● COSA FARE:
A - Trascriva dalla norma di comportamento sui crediti d'imposta il passo che va da "Inoltre, l’articolo 13, D.Lgs." fino a "del credito7 ." compreso.
B - Secondo la norma di comportamento sui crediti d'imposta, entro quale termine deve essere notificato, a pena di decadenza, l'atto di recupero relativo a crediti inesistenti utilizzati in compensazione orizzontale?
C - Indichi se ciascuna delle seguenti affermazioni è conforme alla norma di comportamento sui crediti d'imposta, rispondendo sì o no e citando testualmente le parole decisive: (i) un credito d'imposta è inesistente se è stato determinato sulla base di documentazione non veritiera; (ii) l'utilizzo di un credito non spettante comporta una sanzione più elevata rispetto all'utilizzo di un credito inesistente; (iii) il comma 4 prevede una sanzione pari al 30% del credito.

● ESTRATTO DEL TESTO:
━━━━
AIDC - Associazione Italiana Dottori Commercialisti
11/05/2023 |
Norma di comportamento n. 219 |
COMMISSIONE NORME DI COMPORTAMENTO E DI COMUNE INTERPRETAZIONE IN MATERIA TRIBUTARI
NORMA DI COMPORTAMENTO N. 219
REDITI D’IMPOSTA NON SPETTANTI E INESISTENTI
Maggio 2023
Il credito d’imposta si definisce non spettante laddove il contribuente, pur nell’intento di rispettare il presupposto normativo, commette degli errori di qualificazione o quantificazione dello stesso. Viceversa, il credito d’imposta è da definirsi inesistente nei casi in cui la determinazione del credito sia avvenuta in assenza di documentazione o sulla base di documentazione non veritiera.
La definizione di credito inesistente rileva in quanto l’articolo 27, comma 161, D.L. 29.11.2008 n. 185, stabilisce che l’atto di recupero emesso a seguito del controllo degli importi a credito indicati in F24 per la riscossione di crediti inesistenti utilizzati in compensazione orizzontale, deve essere notificato, a pena di decadenza, entro il 31 dicembre dell’ottavo anno successivo a quello del relativo utilizzo2 .
Inoltre, l’articolo 13, D.Lgs. n. 471/1997, prevede una sanzione più elevata nel caso in cui sia utilizzato un credito inesistente, rispetto a quella prevista nel caso in cui sia utilizzato un credito non spettante; in particolare: - al comma 4, dispone che nel caso di utilizzo di un credito d'imposta3 in misura superiore a quella spettante4 sia applicabile5 la sanzione del 30% del credito; - al comma 5, che nel caso di utilizzo in compensazione di crediti inesistenti sia applicabile6 la sanzione dal 100% al 200% del credito7 .
━━━━
● RECORD GREZZI:
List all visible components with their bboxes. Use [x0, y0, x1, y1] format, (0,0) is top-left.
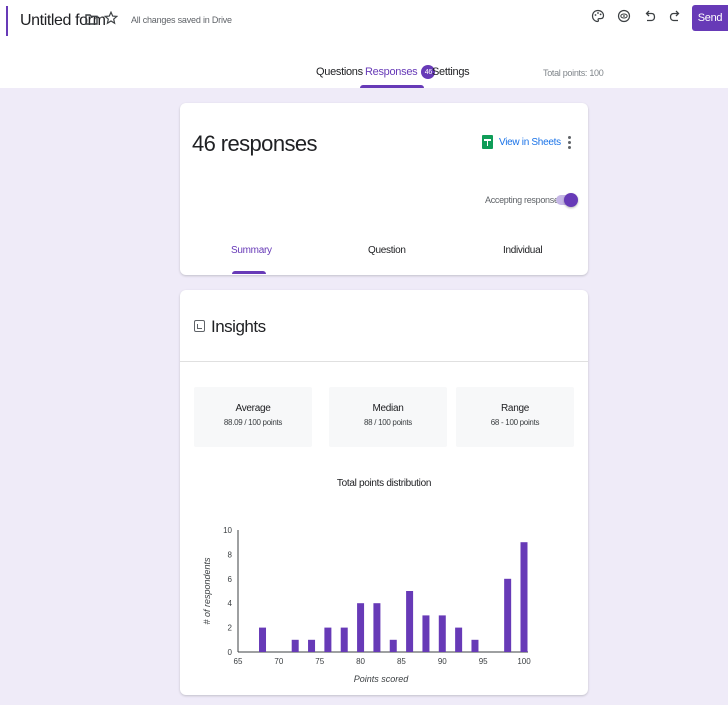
x-tick-label: 75: [315, 657, 324, 666]
bar: [291, 639, 299, 652]
bar: [389, 639, 397, 652]
bar: [357, 603, 365, 652]
x-tick-label: 85: [397, 657, 406, 666]
stat-average-label: Average: [235, 403, 271, 414]
y-tick-label: 8: [228, 550, 233, 559]
form-tabs: Questions Responses 46 Settings: [0, 60, 728, 88]
insights-title: Insights: [211, 317, 266, 336]
undo-icon[interactable]: [643, 9, 657, 23]
insights-icon: [194, 320, 205, 332]
bar: [324, 627, 332, 652]
bar: [373, 603, 381, 652]
responses-card: 46 responses View in Sheets Accepting re…: [180, 103, 588, 275]
accepting-responses-label: Accepting responses: [485, 195, 563, 205]
preview-eye-icon[interactable]: [617, 9, 631, 23]
y-tick-label: 0: [228, 648, 233, 657]
bar: [259, 627, 267, 652]
view-in-sheets-link[interactable]: View in Sheets: [482, 135, 561, 149]
bar: [308, 639, 316, 652]
tab-questions[interactable]: Questions: [316, 60, 363, 84]
save-status: All changes saved in Drive: [131, 15, 232, 25]
bar: [422, 615, 430, 652]
tab-settings-label: Settings: [432, 66, 470, 78]
tab-responses-label: Responses: [365, 66, 418, 78]
redo-icon[interactable]: [668, 9, 682, 23]
palette-icon[interactable]: [591, 9, 605, 23]
stat-average-value: 88.09 / 100 points: [223, 418, 283, 427]
stat-median: Median 88 / 100 points: [329, 387, 447, 447]
accent-line: [6, 6, 8, 36]
x-tick-label: 90: [438, 657, 447, 666]
sheets-icon: [482, 135, 493, 149]
sub-tab-question[interactable]: Question: [368, 245, 406, 256]
y-tick-label: 10: [223, 526, 232, 535]
bar: [438, 615, 446, 652]
active-tab-indicator: [360, 85, 424, 88]
x-tick-label: 70: [274, 657, 283, 666]
chart-title: Total points distribution: [336, 478, 432, 489]
insights-header: Insights: [180, 290, 588, 362]
y-axis-label: # of respondents: [202, 557, 212, 625]
active-sub-tab-indicator: [232, 271, 266, 274]
points-distribution-chart: 0 2 4 6 8 10 65 70 75 80 85 90 95 100 Points scored # o…: [202, 526, 531, 684]
send-button[interactable]: Send: [692, 5, 728, 31]
bar: [406, 591, 414, 652]
y-tick-label: 4: [228, 599, 233, 608]
insights-card: Insights Average 88.09 / 100 points Medi…: [180, 290, 588, 695]
x-tick-label: 80: [356, 657, 365, 666]
stat-median-value: 88 / 100 points: [364, 418, 412, 427]
tab-settings[interactable]: Settings: [432, 60, 470, 84]
x-tick-label: 65: [234, 657, 243, 666]
top-app-bar: Untitled form All changes saved in Drive…: [0, 0, 728, 88]
x-tick-label: 95: [479, 657, 488, 666]
bar: [471, 639, 479, 652]
stat-range: Range 68 - 100 points: [456, 387, 574, 447]
stat-range-label: Range: [501, 403, 529, 414]
bar: [455, 627, 463, 652]
star-icon[interactable]: [104, 11, 118, 25]
responses-count: 46 responses: [192, 131, 317, 156]
tab-questions-label: Questions: [316, 66, 363, 78]
tab-responses[interactable]: Responses 46: [365, 60, 436, 84]
bar: [520, 542, 528, 652]
bar: [504, 578, 512, 652]
accepting-responses-toggle[interactable]: [556, 193, 578, 207]
x-tick-label: 100: [517, 657, 531, 666]
y-tick-label: 2: [228, 624, 233, 633]
stat-average: Average 88.09 / 100 points: [194, 387, 312, 447]
sub-tab-summary[interactable]: Summary: [231, 245, 272, 256]
stat-range-value: 68 - 100 points: [490, 418, 540, 427]
x-axis-label: Points scored: [354, 674, 410, 684]
total-points: Total points: 100: [543, 68, 604, 78]
y-tick-label: 6: [228, 575, 233, 584]
view-in-sheets-label: View in Sheets: [499, 136, 561, 148]
more-options-icon[interactable]: [566, 135, 572, 151]
bar: [340, 627, 348, 652]
folder-icon[interactable]: [84, 12, 98, 26]
stat-median-label: Median: [372, 403, 404, 414]
sub-tab-individual[interactable]: Individual: [503, 245, 543, 256]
━━━━
● RISPOSTE:
A -
Inoltre, l’articolo 13, D.Lgs. n. 471/1997, prevede una sanzione più elevata nel caso in cui sia utilizzato un credito inesistente, rispetto a quella prevista nel caso in cui sia utilizzato un credito non spettante; in particolare: - al comma 4, dispone che nel caso di utilizzo di un credito d'imposta3 in misura superiore a quella spettante4 sia applicabile5 la sanzione del 30% del credito; - al comma 5, che nel caso di utilizzo in compensazione di crediti inesistenti sia applicabile6 la sanzione dal 100% al 200% del credito7 .

B - Entro il 31 dicembre dell'ottavo anno successivo a quello del relativo utilizzo.

C -
(i) Sì: «sulla base di documentazione non veritiera».
(ii) No: «una sanzione più elevata nel caso in cui sia utilizzato un credito inesistente».
(iii) Sì: «la sanzione del 30% del credito».